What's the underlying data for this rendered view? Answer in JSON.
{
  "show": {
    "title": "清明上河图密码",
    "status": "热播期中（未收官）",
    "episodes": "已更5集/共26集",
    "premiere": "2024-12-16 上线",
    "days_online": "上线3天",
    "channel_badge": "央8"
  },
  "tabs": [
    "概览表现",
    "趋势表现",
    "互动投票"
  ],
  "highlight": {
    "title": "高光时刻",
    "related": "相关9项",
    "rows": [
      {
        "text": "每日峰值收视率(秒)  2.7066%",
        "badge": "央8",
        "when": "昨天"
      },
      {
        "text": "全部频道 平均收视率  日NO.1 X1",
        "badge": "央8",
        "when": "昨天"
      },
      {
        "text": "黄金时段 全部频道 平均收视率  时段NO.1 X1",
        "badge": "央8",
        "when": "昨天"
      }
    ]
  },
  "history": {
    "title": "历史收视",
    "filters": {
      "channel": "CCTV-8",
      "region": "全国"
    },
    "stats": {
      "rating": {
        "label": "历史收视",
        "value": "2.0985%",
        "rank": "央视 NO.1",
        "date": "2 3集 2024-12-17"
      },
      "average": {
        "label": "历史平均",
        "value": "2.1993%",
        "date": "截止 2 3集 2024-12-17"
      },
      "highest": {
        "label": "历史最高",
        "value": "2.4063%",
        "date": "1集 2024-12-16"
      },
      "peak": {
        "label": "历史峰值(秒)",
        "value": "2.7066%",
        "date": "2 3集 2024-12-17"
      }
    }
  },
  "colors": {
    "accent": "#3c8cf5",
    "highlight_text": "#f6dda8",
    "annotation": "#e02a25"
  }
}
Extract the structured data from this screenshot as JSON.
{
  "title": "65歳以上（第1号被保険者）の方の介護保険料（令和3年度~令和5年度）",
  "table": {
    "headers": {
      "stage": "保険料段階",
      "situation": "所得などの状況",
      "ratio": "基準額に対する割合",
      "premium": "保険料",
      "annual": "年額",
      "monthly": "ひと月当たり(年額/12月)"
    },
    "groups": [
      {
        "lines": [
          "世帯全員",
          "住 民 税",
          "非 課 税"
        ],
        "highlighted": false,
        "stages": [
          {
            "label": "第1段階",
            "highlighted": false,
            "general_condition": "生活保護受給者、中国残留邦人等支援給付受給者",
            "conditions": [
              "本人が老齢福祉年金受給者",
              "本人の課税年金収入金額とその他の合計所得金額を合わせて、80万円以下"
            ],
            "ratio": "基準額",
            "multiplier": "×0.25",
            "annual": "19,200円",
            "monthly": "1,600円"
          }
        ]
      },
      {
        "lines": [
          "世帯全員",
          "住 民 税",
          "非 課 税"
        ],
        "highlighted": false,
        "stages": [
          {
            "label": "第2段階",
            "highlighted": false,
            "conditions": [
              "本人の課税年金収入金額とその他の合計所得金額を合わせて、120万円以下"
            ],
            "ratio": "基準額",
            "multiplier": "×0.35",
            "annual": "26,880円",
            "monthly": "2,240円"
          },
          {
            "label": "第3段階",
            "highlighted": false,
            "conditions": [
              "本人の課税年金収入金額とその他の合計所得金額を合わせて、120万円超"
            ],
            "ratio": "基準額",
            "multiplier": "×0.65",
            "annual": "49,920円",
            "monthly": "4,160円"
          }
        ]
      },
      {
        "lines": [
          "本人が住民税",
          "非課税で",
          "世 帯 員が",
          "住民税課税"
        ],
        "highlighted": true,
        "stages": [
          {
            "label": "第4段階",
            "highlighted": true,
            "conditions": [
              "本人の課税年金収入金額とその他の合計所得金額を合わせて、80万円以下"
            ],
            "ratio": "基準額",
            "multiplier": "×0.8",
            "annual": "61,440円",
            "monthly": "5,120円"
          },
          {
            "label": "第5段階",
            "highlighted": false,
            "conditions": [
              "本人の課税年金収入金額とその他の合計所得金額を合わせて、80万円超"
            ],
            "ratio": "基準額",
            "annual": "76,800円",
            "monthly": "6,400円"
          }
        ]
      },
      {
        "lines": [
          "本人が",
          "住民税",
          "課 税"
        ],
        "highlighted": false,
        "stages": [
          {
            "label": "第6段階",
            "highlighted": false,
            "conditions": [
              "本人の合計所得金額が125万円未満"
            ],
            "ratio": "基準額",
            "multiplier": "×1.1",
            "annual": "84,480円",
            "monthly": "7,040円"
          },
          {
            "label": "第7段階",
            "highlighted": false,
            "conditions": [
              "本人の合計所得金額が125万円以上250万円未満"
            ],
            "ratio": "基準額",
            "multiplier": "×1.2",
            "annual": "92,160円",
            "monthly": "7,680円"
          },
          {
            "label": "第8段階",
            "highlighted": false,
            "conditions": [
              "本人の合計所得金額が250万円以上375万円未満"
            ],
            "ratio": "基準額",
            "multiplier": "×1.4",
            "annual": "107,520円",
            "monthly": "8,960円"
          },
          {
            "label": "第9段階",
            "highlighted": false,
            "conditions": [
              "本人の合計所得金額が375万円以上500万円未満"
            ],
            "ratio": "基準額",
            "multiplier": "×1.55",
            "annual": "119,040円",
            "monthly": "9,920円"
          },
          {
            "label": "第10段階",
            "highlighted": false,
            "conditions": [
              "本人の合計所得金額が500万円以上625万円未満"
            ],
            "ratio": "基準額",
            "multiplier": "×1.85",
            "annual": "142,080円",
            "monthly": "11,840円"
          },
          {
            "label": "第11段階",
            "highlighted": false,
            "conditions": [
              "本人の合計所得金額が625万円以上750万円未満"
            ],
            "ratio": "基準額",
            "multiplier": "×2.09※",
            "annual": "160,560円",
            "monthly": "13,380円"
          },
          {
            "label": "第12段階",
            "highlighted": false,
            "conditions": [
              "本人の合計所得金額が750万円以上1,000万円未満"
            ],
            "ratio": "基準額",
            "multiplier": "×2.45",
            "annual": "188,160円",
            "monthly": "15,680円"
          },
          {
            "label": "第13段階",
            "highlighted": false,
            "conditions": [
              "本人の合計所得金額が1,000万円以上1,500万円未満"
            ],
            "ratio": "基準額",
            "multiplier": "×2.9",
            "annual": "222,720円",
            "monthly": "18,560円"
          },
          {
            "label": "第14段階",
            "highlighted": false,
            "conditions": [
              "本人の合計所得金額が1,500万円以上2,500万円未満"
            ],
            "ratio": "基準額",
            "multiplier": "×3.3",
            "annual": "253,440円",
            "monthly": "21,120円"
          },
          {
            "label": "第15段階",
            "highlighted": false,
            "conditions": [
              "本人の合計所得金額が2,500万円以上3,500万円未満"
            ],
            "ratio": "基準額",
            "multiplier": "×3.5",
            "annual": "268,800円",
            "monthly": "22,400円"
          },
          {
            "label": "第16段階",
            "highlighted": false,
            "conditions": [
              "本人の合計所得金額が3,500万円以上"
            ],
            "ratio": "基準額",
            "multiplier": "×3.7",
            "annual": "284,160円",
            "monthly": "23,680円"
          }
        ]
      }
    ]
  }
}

§ **EXERCISE REQUIREMENTS**: Copy the material above, line for line.

§ **TASK SOLUTION**:
What's the underlying data for this rendered view? Answer in JSON.
{
  "show": {
    "title": "清明上河图密码",
    "status": "热播期中（未收官）",
    "episodes": "已更5集/共26集",
    "premiere": "2024-12-16 上线",
    "days_online": "上线3天",
    "channel_badge": "央8"
  },
  "tabs": [
    "概览表现",
    "趋势表现",
    "互动投票"
  ],
  "highlight": {
    "title": "高光时刻",
    "related": "相关9项",
    "rows": [
      {
        "text": "每日峰值收视率(秒)  2.7066%",
        "badge": "央8",
        "when": "昨天"
      },
      {
        "text": "全部频道 平均收视率  日NO.1 X1",
        "badge": "央8",
        "when": "昨天"
      },
      {
        "text": "黄金时段 全部频道 平均收视率  时段NO.1 X1",
        "badge": "央8",
        "when": "昨天"
      }
    ]
  },
  "history": {
    "title": "历史收视",
    "filters": {
      "channel": "CCTV-8",
      "region": "全国"
    },
    "stats": {
      "rating": {
        "label": "历史收视",
        "value": "2.0985%",
        "rank": "央视 NO.1",
        "date": "2 3集 2024-12-17"
      },
      "average": {
        "label": "历史平均",
        "value": "2.1993%",
        "date": "截止 2 3集 2024-12-17"
      },
      "highest": {
        "label": "历史最高",
        "value": "2.4063%",
        "date": "1集 2024-12-16"
      },
      "peak": {
        "label": "历史峰值(秒)",
        "value": "2.7066%",
        "date": "2 3集 2024-12-17"
      }
    }
  },
  "colors": {
    "accent": "#3c8cf5",
    "highlight_text": "#f6dda8",
    "annotation": "#e02a25"
  }
}
Extract the structured data from this screenshot as JSON.
{
  "title": "65歳以上（第1号被保険者）の方の介護保険料（令和3年度~令和5年度）",
  "table": {
    "headers": {
      "stage": "保険料段階",
      "situation": "所得などの状況",
      "ratio": "基準額に対する割合",
      "premium": "保険料",
      "annual": "年額",
      "monthly": "ひと月当たり(年額/12月)"
    },
    "groups": [
      {
        "lines": [
          "世帯全員",
          "住 民 税",
          "非 課 税"
        ],
        "highlighted": false,
        "stages": [
          {
            "label": "第1段階",
            "highlighted": false,
            "general_condition": "生活保護受給者、中国残留邦人等支援給付受給者",
            "conditions": [
              "本人が老齢福祉年金受給者",
              "本人の課税年金収入金額とその他の合計所得金額を合わせて、80万円以下"
            ],
            "ratio": "基準額",
            "multiplier": "×0.25",
            "annual": "19,200円",
            "monthly": "1,600円"
          }
        ]
      },
      {
        "lines": [
          "世帯全員",
          "住 民 税",
          "非 課 税"
        ],
        "highlighted": false,
        "stages": [
          {
            "label": "第2段階",
            "highlighted": false,
            "conditions": [
              "本人の課税年金収入金額とその他の合計所得金額を合わせて、120万円以下"
            ],
            "ratio": "基準額",
            "multiplier": "×0.35",
            "annual": "26,880円",
            "monthly": "2,240円"
          },
          {
            "label": "第3段階",
            "highlighted": false,
            "conditions": [
              "本人の課税年金収入金額とその他の合計所得金額を合わせて、120万円超"
            ],
            "ratio": "基準額",
            "multiplier": "×0.65",
            "annual": "49,920円",
            "monthly": "4,160円"
          }
        ]
      },
      {
        "lines": [
          "本人が住民税",
          "非課税で",
          "世 帯 員が",
          "住民税課税"
        ],
        "highlighted": true,
        "stages": [
          {
            "label": "第4段階",
            "highlighted": true,
            "conditions": [
              "本人の課税年金収入金額とその他の合計所得金額を合わせて、80万円以下"
            ],
            "ratio": "基準額",
            "multiplier": "×0.8",
            "annual": "61,440円",
            "monthly": "5,120円"
          },
          {
            "label": "第5段階",
            "highlighted": false,
            "conditions": [
              "本人の課税年金収入金額とその他の合計所得金額を合わせて、80万円超"
            ],
            "ratio": "基準額",
            "annual": "76,800円",
            "monthly": "6,400円"
          }
        ]
      },
      {
        "lines": [
          "本人が",
          "住民税",
          "課 税"
        ],
        "highlighted": false,
        "stages": [
          {
            "label": "第6段階",
            "highlighted": false,
            "conditions": [
              "本人の合計所得金額が125万円未満"
            ],
            "ratio": "基準額",
            "multiplier": "×1.1",
            "annual": "84,480円",
            "monthly": "7,040円"
          },
          {
            "label": "第7段階",
            "highlighted": false,
            "conditions": [
              "本人の合計所得金額が125万円以上250万円未満"
            ],
            "ratio": "基準額",
            "multiplier": "×1.2",
            "annual": "92,160円",
            "monthly": "7,680円"
          },
          {
            "label": "第8段階",
            "highlighted": false,
            "conditions": [
              "本人の合計所得金額が250万円以上375万円未満"
            ],
            "ratio": "基準額",
            "multiplier": "×1.4",
            "annual": "107,520円",
            "monthly": "8,960円"
          },
          {
            "label": "第9段階",
            "highlighted": false,
            "conditions": [
              "本人の合計所得金額が375万円以上500万円未満"
            ],
            "ratio": "基準額",
            "multiplier": "×1.55",
            "annual": "119,040円",
            "monthly": "9,920円"
          },
          {
            "label": "第10段階",
            "highlighted": false,
            "conditions": [
              "本人の合計所得金額が500万円以上625万円未満"
            ],
            "ratio": "基準額",
            "multiplier": "×1.85",
            "annual": "142,080円",
            "monthly": "11,840円"
          },
          {
            "label": "第11段階",
            "highlighted": false,
            "conditions": [
              "本人の合計所得金額が625万円以上750万円未満"
            ],
            "ratio": "基準額",
            "multiplier": "×2.09※",
            "annual": "160,560円",
            "monthly": "13,380円"
          },
          {
            "label": "第12段階",
            "highlighted": false,
            "conditions": [
              "本人の合計所得金額が750万円以上1,000万円未満"
            ],
            "ratio": "基準額",
            "multiplier": "×2.45",
            "annual": "188,160円",
            "monthly": "15,680円"
          },
          {
            "label": "第13段階",
            "highlighted": false,
            "conditions": [
              "本人の合計所得金額が1,000万円以上1,500万円未満"
            ],
            "ratio": "基準額",
            "multiplier": "×2.9",
            "annual": "222,720円",
            "monthly": "18,560円"
          },
          {
            "label": "第14段階",
            "highlighted": false,
            "conditions": [
              "本人の合計所得金額が1,500万円以上2,500万円未満"
            ],
            "ratio": "基準額",
            "multiplier": "×3.3",
            "annual": "253,440円",
            "monthly": "21,120円"
          },
          {
            "label": "第15段階",
            "highlighted": false,
            "conditions": [
              "本人の合計所得金額が2,500万円以上3,500万円未満"
            ],
            "ratio": "基準額",
            "multiplier": "×3.5",
            "annual": "268,800円",
            "monthly": "22,400円"
          },
          {
            "label": "第16段階",
            "highlighted": false,
            "conditions": [
              "本人の合計所得金額が3,500万円以上"
            ],
            "ratio": "基準額",
            "multiplier": "×3.7",
            "annual": "284,160円",
            "monthly": "23,680円"
          }
        ]
      }
    ]
  }
}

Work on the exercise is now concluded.